**** EXTRACTED DATA

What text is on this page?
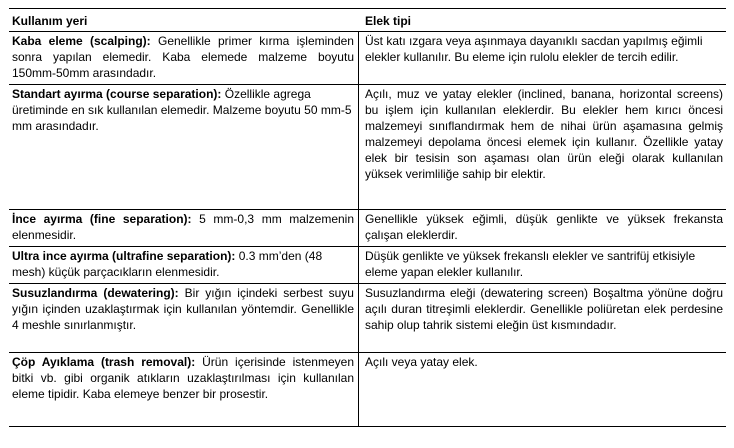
Kullanım yeri	Elek tipi
Kaba eleme (scalping): Genellikle primer kırma işleminden sonra yapılan elemedir. Kaba elemede malzeme boyutu 150mm-50mm arasındadır.
Üst katı ızgara veya aşınmaya dayanıklı sacdan yapılmış eğimli elekler kullanılır. Bu eleme için rulolu elekler de tercih edilir.
Standart ayırma (course separation): Özellikle agrega üretiminde en sık kullanılan elemedir. Malzeme boyutu 50 mm-5 mm arasındadır.
Açılı, muz ve yatay elekler (inclined, banana, horizontal screens) bu işlem için kullanılan eleklerdir. Bu elekler hem kırıcı öncesi malzemeyi sınıflandırmak hem de nihai ürün aşamasına gelmiş malzemeyi depolama öncesi elemek için kullanır. Özellikle yatay elek bir tesisin son aşaması olan ürün eleği olarak kullanılan yüksek verimliliğe sahip bir elektir.
İnce ayırma (fine separation): 5 mm-0,3 mm malzemenin elenmesidir.
Genellikle yüksek eğimli, düşük genlikte ve yüksek frekansta çalışan eleklerdir.
Ultra ince ayırma (ultrafine separation): 0.3 mm’den (48 mesh) küçük parçacıkların elenmesidir.
Düşük genlikte ve yüksek frekanslı elekler ve santrifüj etkisiyle eleme yapan elekler kullanılır.
Susuzlandırma (dewatering): Bir yığın içindeki serbest suyu yığın içinden uzaklaştırmak için kullanılan yöntemdir. Genellikle 4 meshle sınırlanmıştır.
Susuzlandırma eleği (dewatering screen) Boşaltma yönüne doğru açılı duran titreşimli eleklerdir. Genellikle poliüretan elek perdesine sahip olup tahrik sistemi eleğin üst kısmındadır.
Çöp Ayıklama (trash removal): Ürün içerisinde istenmeyen bitki vb. gibi organik atıkların uzaklaştırılması için kullanılan eleme tipidir. Kaba elemeye benzer bir prosestir.
Açılı veya yatay elek.
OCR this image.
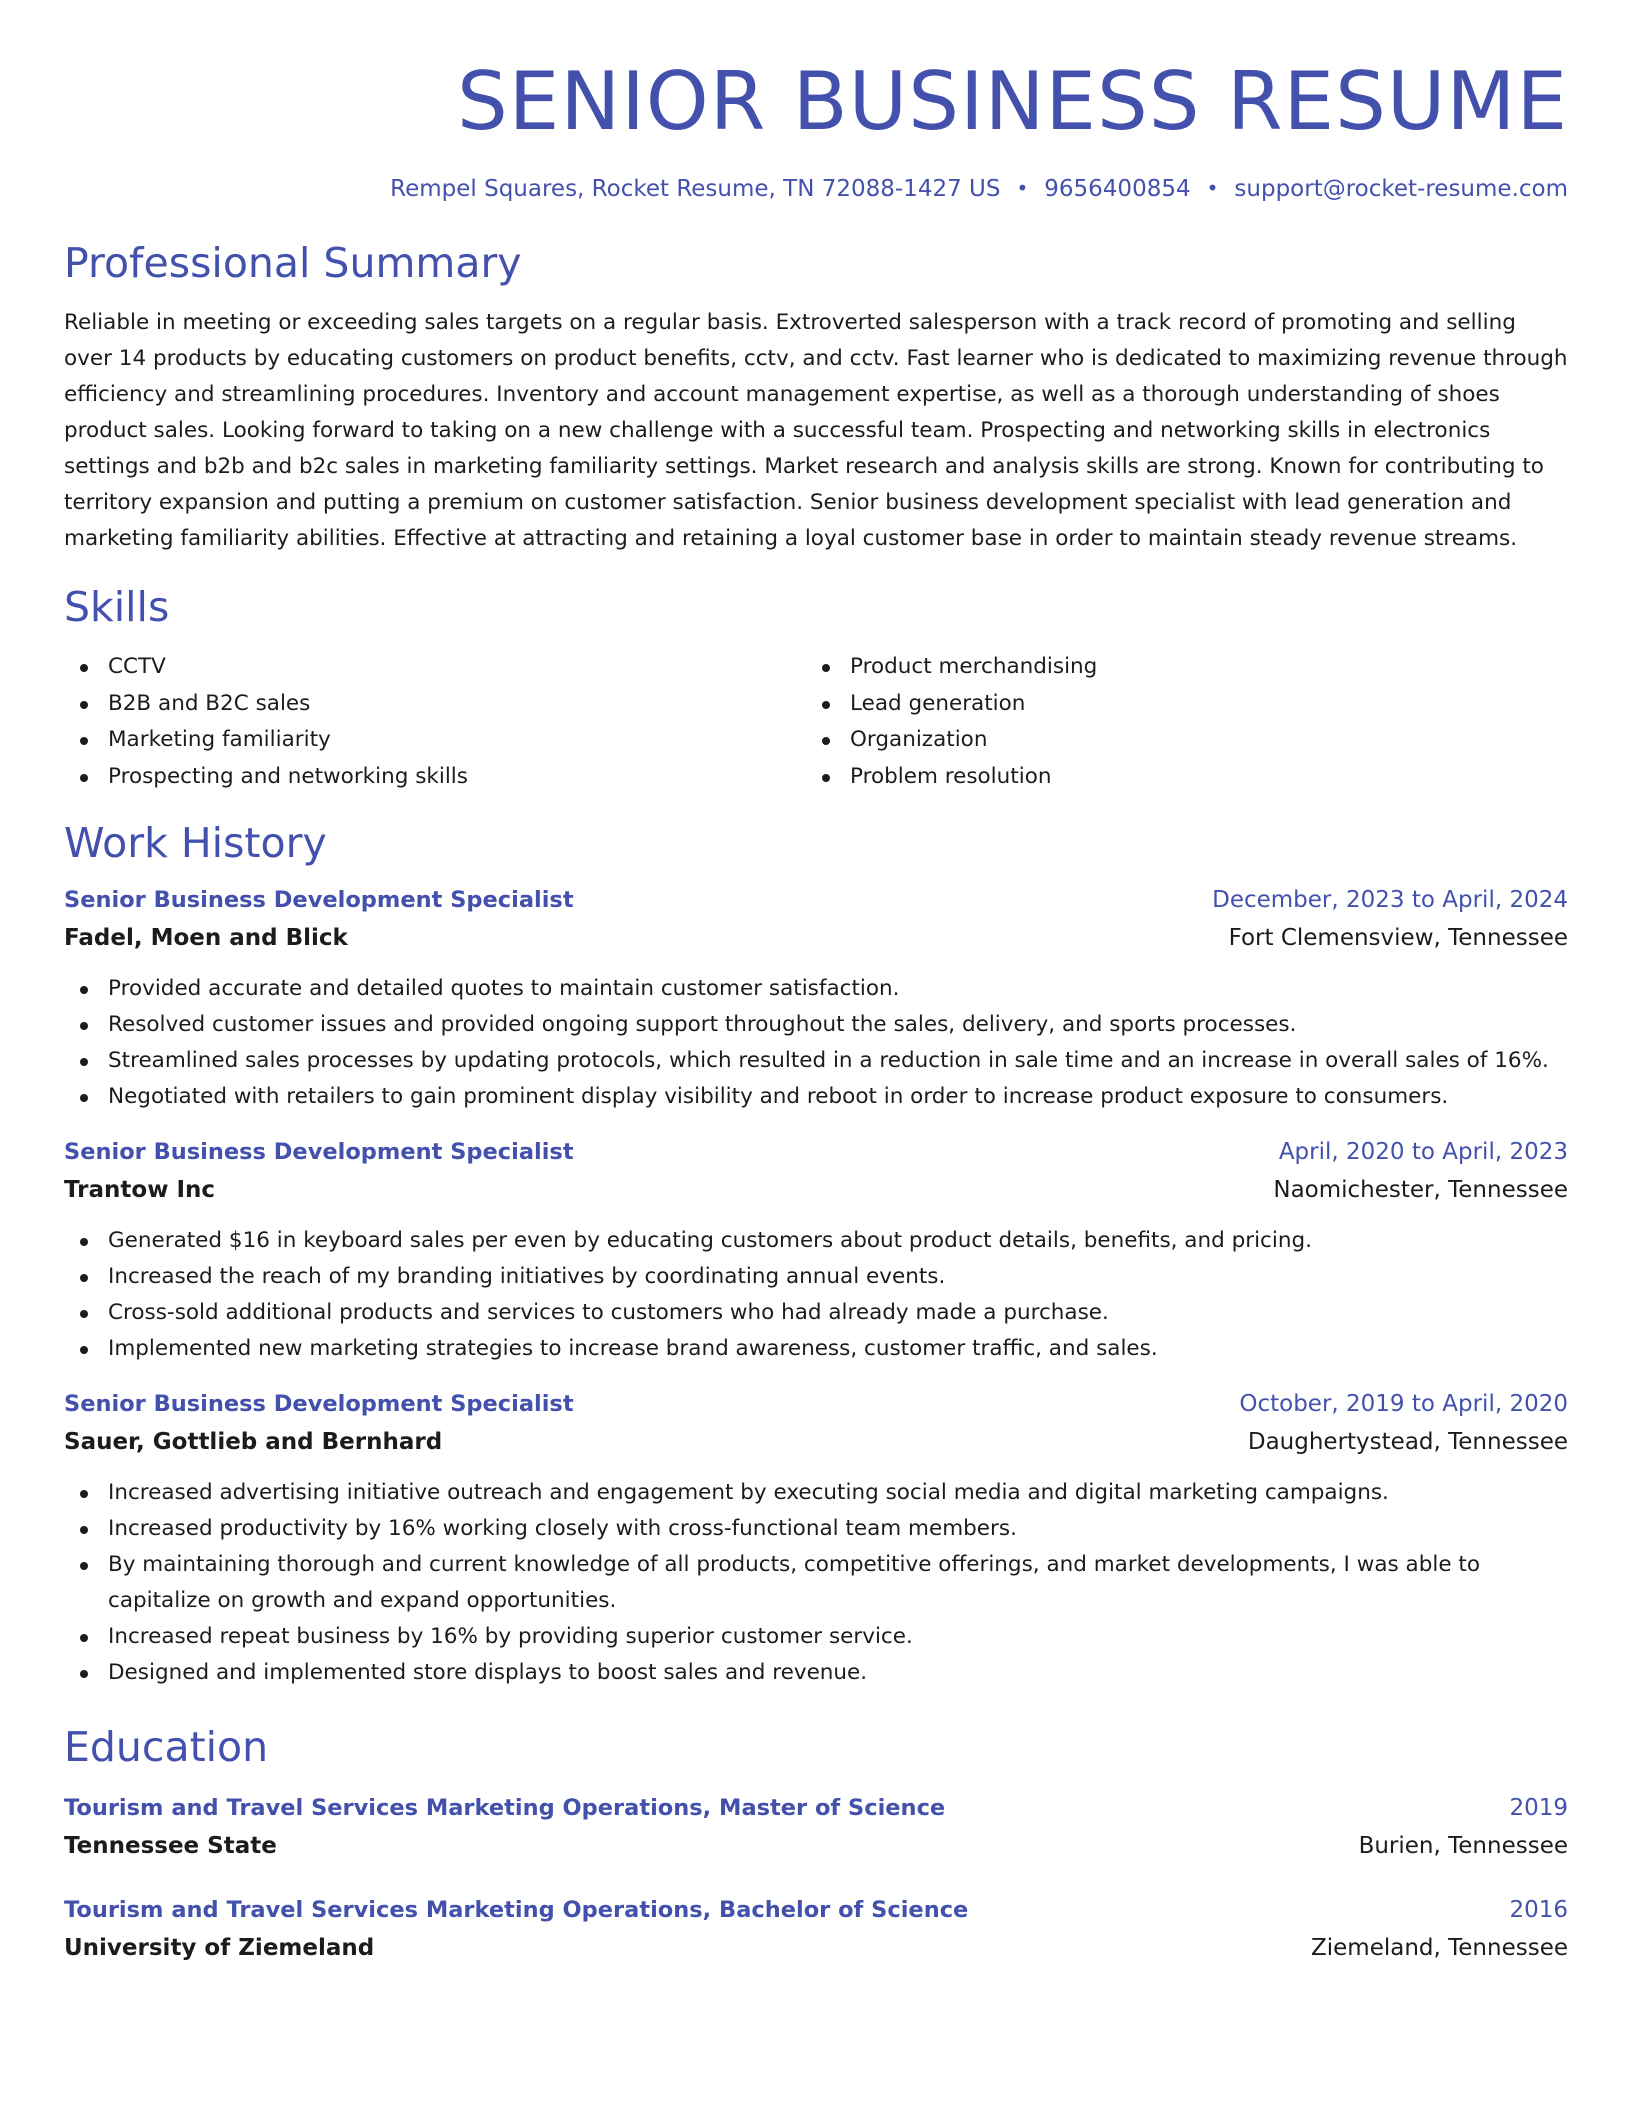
SENIOR BUSINESS RESUME
Rempel Squares, Rocket Resume, TN 72088-1427 US • 9656400854 • support@rocket-resume.com
Professional Summary

Reliable in meeting or exceeding sales targets on a regular basis. Extroverted salesperson with a track record of promoting and selling over 14 products by educating customers on product benefits, cctv, and cctv. Fast learner who is dedicated to maximizing revenue through efficiency and streamlining procedures. Inventory and account management expertise, as well as a thorough understanding of shoes product sales. Looking forward to taking on a new challenge with a successful team. Prospecting and networking skills in electronics settings and b2b and b2c sales in marketing familiarity settings. Market research and analysis skills are strong. Known for contributing to territory expansion and putting a premium on customer satisfaction. Senior business development specialist with lead generation and marketing familiarity abilities. Effective at attracting and retaining a loyal customer base in order to maintain steady revenue streams.

Skills
CCTV
B2B and B2C sales
Marketing familiarity
Prospecting and networking skills
Product merchandising
Lead generation
Organization
Problem resolution
Work History
Senior Business Development Specialist	December, 2023 to April, 2024
Fadel, Moen and Blick	Fort Clemensview, Tennessee
Provided accurate and detailed quotes to maintain customer satisfaction.
Resolved customer issues and provided ongoing support throughout the sales, delivery, and sports processes.
Streamlined sales processes by updating protocols, which resulted in a reduction in sale time and an increase in overall sales of 16%.
Negotiated with retailers to gain prominent display visibility and reboot in order to increase product exposure to consumers.
Senior Business Development Specialist	April, 2020 to April, 2023
Trantow Inc	Naomichester, Tennessee
Generated $16 in keyboard sales per even by educating customers about product details, benefits, and pricing.
Increased the reach of my branding initiatives by coordinating annual events.
Cross-sold additional products and services to customers who had already made a purchase.
Implemented new marketing strategies to increase brand awareness, customer traffic, and sales.
Senior Business Development Specialist	October, 2019 to April, 2020
Sauer, Gottlieb and Bernhard	Daughertystead, Tennessee
Increased advertising initiative outreach and engagement by executing social media and digital marketing campaigns.
Increased productivity by 16% working closely with cross-functional team members.
By maintaining thorough and current knowledge of all products, competitive offerings, and market developments, I was able to capitalize on growth and expand opportunities.
Increased repeat business by 16% by providing superior customer service.
Designed and implemented store displays to boost sales and revenue.
Education
Tourism and Travel Services Marketing Operations, Master of Science	2019
Tennessee State	Burien, Tennessee
Tourism and Travel Services Marketing Operations, Bachelor of Science	2016
University of Ziemeland	Ziemeland, Tennessee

********

> **TASK TO COMPLETE**: Search the lines for the string "April" and copy every line that has it.

> **PROBLEM SOLUTION**:
Senior Business Development Specialist	December, 2023 to April, 2024
Senior Business Development Specialist	April, 2020 to April, 2023
Senior Business Development Specialist	October, 2019 to April, 2020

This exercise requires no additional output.